### WHAT IS BEING ASKED
Identify each line holding the string "text" and copy it.

### DATASET ROWS
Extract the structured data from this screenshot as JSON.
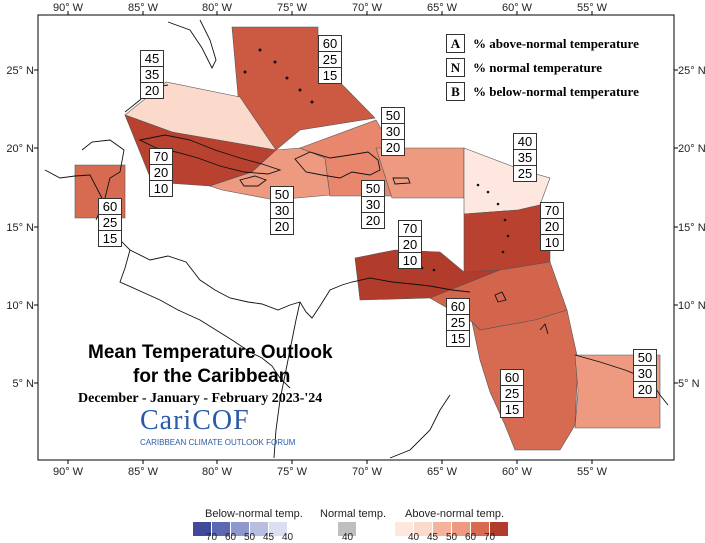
{
  "title": {
    "line1": "Mean Temperature Outlook",
    "line2": "for the Caribbean",
    "period": "December - January - February 2023-'24"
  },
  "logo": {
    "name": "CariCOF",
    "subtitle": "CARIBBEAN CLIMATE OUTLOOK FORUM"
  },
  "axes": {
    "top_x": [
      "90° W",
      "85° W",
      "80° W",
      "75° W",
      "70° W",
      "65° W",
      "60° W",
      "55° W"
    ],
    "bottom_x": [
      "90° W",
      "85° W",
      "80° W",
      "75° W",
      "70° W",
      "65° W",
      "60° W",
      "55° W"
    ],
    "left_y": [
      "25° N",
      "20° N",
      "15° N",
      "10° N",
      "5° N"
    ],
    "right_y": [
      "25° N",
      "20° N",
      "15° N",
      "10° N",
      "5° N"
    ]
  },
  "key": [
    {
      "letter": "A",
      "text": "% above-normal temperature"
    },
    {
      "letter": "N",
      "text": "% normal temperature"
    },
    {
      "letter": "B",
      "text": "% below-normal temperature"
    }
  ],
  "regions": [
    {
      "name": "bahamas",
      "values": [
        "60",
        "25",
        "15"
      ],
      "color": "#cc5a42"
    },
    {
      "name": "cuba-western",
      "values": [
        "45",
        "35",
        "20"
      ],
      "color": "#fbd9cb"
    },
    {
      "name": "cuba-south-cayman",
      "values": [
        "70",
        "20",
        "10"
      ],
      "color": "#b8412f"
    },
    {
      "name": "jamaica-hispaniola-west",
      "values": [
        "50",
        "30",
        "20"
      ],
      "color": "#ee9a81"
    },
    {
      "name": "hispaniola-east",
      "values": [
        "50",
        "30",
        "20"
      ],
      "color": "#e8876d"
    },
    {
      "name": "puerto-rico",
      "values": [
        "50",
        "30",
        "20"
      ],
      "color": "#ee9a81"
    },
    {
      "name": "leeward-north",
      "values": [
        "40",
        "35",
        "25"
      ],
      "color": "#fde7de"
    },
    {
      "name": "windward",
      "values": [
        "70",
        "20",
        "10"
      ],
      "color": "#b8412f"
    },
    {
      "name": "belize",
      "values": [
        "60",
        "25",
        "15"
      ],
      "color": "#d66b52"
    },
    {
      "name": "abc-islands",
      "values": [
        "70",
        "20",
        "10"
      ],
      "color": "#b23c2b"
    },
    {
      "name": "trinidad",
      "values": [
        "60",
        "25",
        "15"
      ],
      "color": "#d4654d"
    },
    {
      "name": "guyana",
      "values": [
        "60",
        "25",
        "15"
      ],
      "color": "#d66b52"
    },
    {
      "name": "suriname-french-guiana",
      "values": [
        "50",
        "30",
        "20"
      ],
      "color": "#ee9a81"
    }
  ],
  "colorbar": {
    "below_title": "Below-normal temp.",
    "normal_title": "Normal temp.",
    "above_title": "Above-normal temp.",
    "below_ticks": [
      "70",
      "60",
      "50",
      "45",
      "40"
    ],
    "normal_ticks": [
      "40"
    ],
    "above_ticks": [
      "40",
      "45",
      "50",
      "60",
      "70"
    ],
    "below_colors": [
      "#3f4a9b",
      "#5c68b4",
      "#8f98cc",
      "#b8bee0",
      "#dcdff0"
    ],
    "normal_color": "#bfbfbf",
    "above_colors": [
      "#fde7de",
      "#fbd9cb",
      "#f4b39d",
      "#ee9a81",
      "#d66b52",
      "#b23c2b"
    ]
  }
}
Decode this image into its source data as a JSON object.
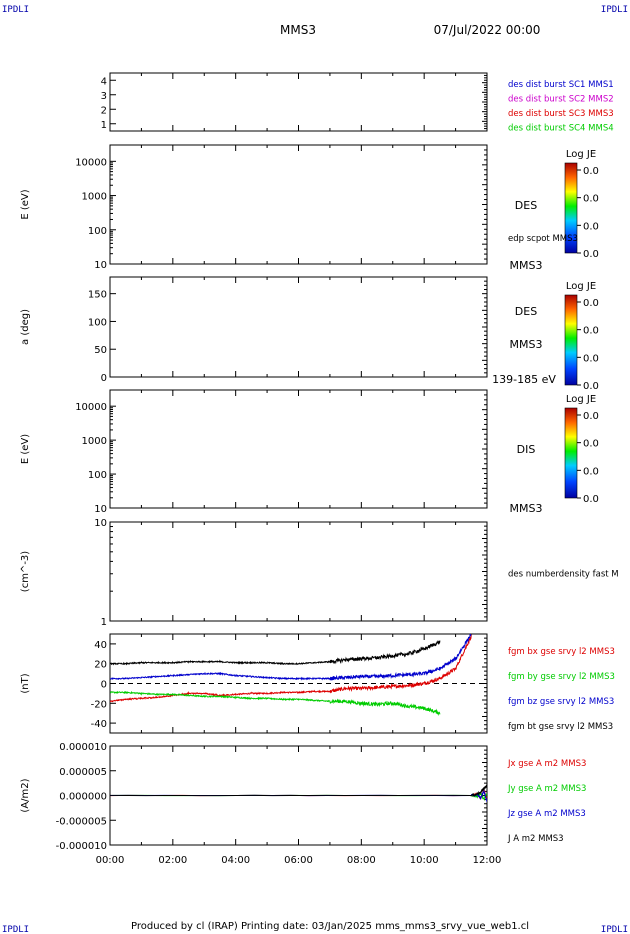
{
  "header": {
    "corner_left": "IPDLI",
    "corner_right": "IPDLI",
    "title": "MMS3",
    "date": "07/Jul/2022 00:00",
    "corner_bottom_left": "IPDLI",
    "corner_bottom_right": "IPDLI"
  },
  "footer": {
    "credit": "Produced by cl (IRAP)   Printing date: 03/Jan/2025   mms_mms3_srvy_vue_web1.cl"
  },
  "colors": {
    "blue": "#0000cc",
    "magenta": "#cc00cc",
    "red": "#dd0000",
    "green": "#00cc00",
    "black": "#000000"
  },
  "chart_data": [
    {
      "type": "line",
      "panel": "spacecraft",
      "ylim": [
        0.5,
        4.5
      ],
      "yticks": [
        1,
        2,
        3,
        4
      ],
      "ytick_labels": [
        "1",
        "2",
        "3",
        "4"
      ],
      "ylabel": "",
      "legend": [
        {
          "text": "des dist burst SC1 MMS1",
          "color": "#0000cc"
        },
        {
          "text": "des dist burst SC2 MMS2",
          "color": "#cc00cc"
        },
        {
          "text": "des dist burst SC3 MMS3",
          "color": "#dd0000"
        },
        {
          "text": "des dist burst SC4 MMS4",
          "color": "#00cc00"
        }
      ]
    },
    {
      "type": "heatmap",
      "panel": "des_energy",
      "log": true,
      "ylim": [
        10,
        30000
      ],
      "yticks": [
        10,
        100,
        1000,
        10000
      ],
      "ytick_labels": [
        "10",
        "100",
        "1000",
        "10000"
      ],
      "ylabel": "E (eV)",
      "side_labels": [
        "DES",
        "edp scpot MMS3",
        "MMS3"
      ],
      "colorbar": {
        "title": "Log JE",
        "ticks": [
          "0.0",
          "0.0",
          "0.0",
          "0.0"
        ]
      }
    },
    {
      "type": "heatmap",
      "panel": "des_pitch",
      "ylim": [
        0,
        180
      ],
      "yticks": [
        0,
        50,
        100,
        150
      ],
      "ytick_labels": [
        "0",
        "50",
        "100",
        "150"
      ],
      "ylabel": "a (deg)",
      "side_labels": [
        "DES",
        "MMS3",
        "139-185 eV"
      ],
      "colorbar": {
        "title": "Log JE",
        "ticks": [
          "0.0",
          "0.0",
          "0.0",
          "0.0"
        ]
      }
    },
    {
      "type": "heatmap",
      "panel": "dis_energy",
      "log": true,
      "ylim": [
        10,
        30000
      ],
      "yticks": [
        10,
        100,
        1000,
        10000
      ],
      "ytick_labels": [
        "10",
        "100",
        "1000",
        "10000"
      ],
      "ylabel": "E (eV)",
      "side_labels": [
        "DIS",
        "MMS3"
      ],
      "colorbar": {
        "title": "Log JE",
        "ticks": [
          "0.0",
          "0.0",
          "0.0",
          "0.0"
        ]
      }
    },
    {
      "type": "line",
      "panel": "density",
      "log": true,
      "ylim": [
        1,
        10
      ],
      "yticks": [
        1,
        10
      ],
      "ytick_labels": [
        "1",
        "10"
      ],
      "ylabel": "(cm^-3)",
      "legend": [
        {
          "text": "des numberdensity fast M",
          "color": "#000000"
        }
      ]
    },
    {
      "type": "line",
      "panel": "magnetic_field",
      "ylim": [
        -50,
        50
      ],
      "yticks": [
        -40,
        -20,
        0,
        20,
        40
      ],
      "ytick_labels": [
        "-40",
        "-20",
        "0",
        "20",
        "40"
      ],
      "ylabel": "(nT)",
      "x": [
        0,
        0.5,
        1,
        1.5,
        2,
        2.5,
        3,
        3.5,
        4,
        4.5,
        5,
        5.5,
        6,
        6.5,
        7,
        7.5,
        8,
        8.5,
        9,
        9.5,
        10,
        10.5,
        11,
        11.5
      ],
      "series": [
        {
          "name": "fgm bx gse srvy l2 MMS3",
          "color": "#dd0000",
          "values": [
            -18,
            -16,
            -15,
            -14,
            -12,
            -10,
            -10,
            -12,
            -11,
            -10,
            -10,
            -9,
            -9,
            -8,
            -8,
            -5,
            -5,
            -4,
            -3,
            -2,
            0,
            5,
            15,
            48
          ]
        },
        {
          "name": "fgm by gse srvy l2 MMS3",
          "color": "#00cc00",
          "values": [
            -9,
            -9,
            -10,
            -11,
            -11,
            -12,
            -13,
            -13,
            -14,
            -15,
            -15,
            -16,
            -16,
            -17,
            -18,
            -18,
            -20,
            -21,
            -20,
            -23,
            -25,
            -30,
            null,
            null
          ]
        },
        {
          "name": "fgm bz gse srvy l2 MMS3",
          "color": "#0000cc",
          "values": [
            5,
            5,
            6,
            7,
            8,
            9,
            10,
            10,
            8,
            7,
            6,
            5,
            5,
            5,
            5,
            6,
            7,
            7,
            8,
            9,
            10,
            15,
            25,
            50
          ]
        },
        {
          "name": "fgm bt gse srvy l2 MMS3",
          "color": "#000000",
          "values": [
            20,
            20,
            21,
            21,
            21,
            22,
            22,
            22,
            21,
            21,
            21,
            20,
            20,
            21,
            22,
            24,
            25,
            26,
            28,
            30,
            35,
            42,
            null,
            null
          ]
        }
      ]
    },
    {
      "type": "line",
      "panel": "current_density",
      "ylim": [
        -1e-05,
        1e-05
      ],
      "yticks": [
        -1e-05,
        -5e-06,
        0,
        5e-06,
        1e-05
      ],
      "ytick_labels": [
        "-0.000010",
        "-0.000005",
        "0.000000",
        "0.000005",
        "0.000010"
      ],
      "ylabel": "(A/m2)",
      "x": [
        0,
        11.5,
        11.7,
        11.8,
        11.9,
        12.0
      ],
      "series": [
        {
          "name": "Jx gse A m2 MMS3",
          "color": "#dd0000",
          "values": [
            0,
            0,
            3e-07,
            -6e-07,
            1.1e-06,
            -8e-07
          ]
        },
        {
          "name": "Jy gse A m2 MMS3",
          "color": "#00cc00",
          "values": [
            0,
            0,
            -2e-07,
            4e-07,
            -7e-07,
            5e-07
          ]
        },
        {
          "name": "Jz gse A m2 MMS3",
          "color": "#0000cc",
          "values": [
            0,
            0,
            2e-07,
            -5e-07,
            9e-07,
            -1.2e-06
          ]
        },
        {
          "name": "J A m2 MMS3",
          "color": "#000000",
          "values": [
            0,
            0,
            3e-07,
            7e-07,
            1.4e-06,
            2e-06
          ]
        }
      ]
    }
  ],
  "x_axis": {
    "tick_labels": [
      "00:00",
      "02:00",
      "04:00",
      "06:00",
      "08:00",
      "10:00",
      "12:00"
    ],
    "xlim": [
      0,
      12
    ]
  }
}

### FINAL RESULT
      "text": "% above-normal temperature"
      "text": "% normal temperature"
      "text": "% below-normal temperature"
          "text": "des dist burst SC1 MMS1",
          "text": "des dist burst SC2 MMS2",
          "text": "des dist burst SC3 MMS3",
          "text": "des dist burst SC4 MMS4",
          "text": "des numberdensity fast M",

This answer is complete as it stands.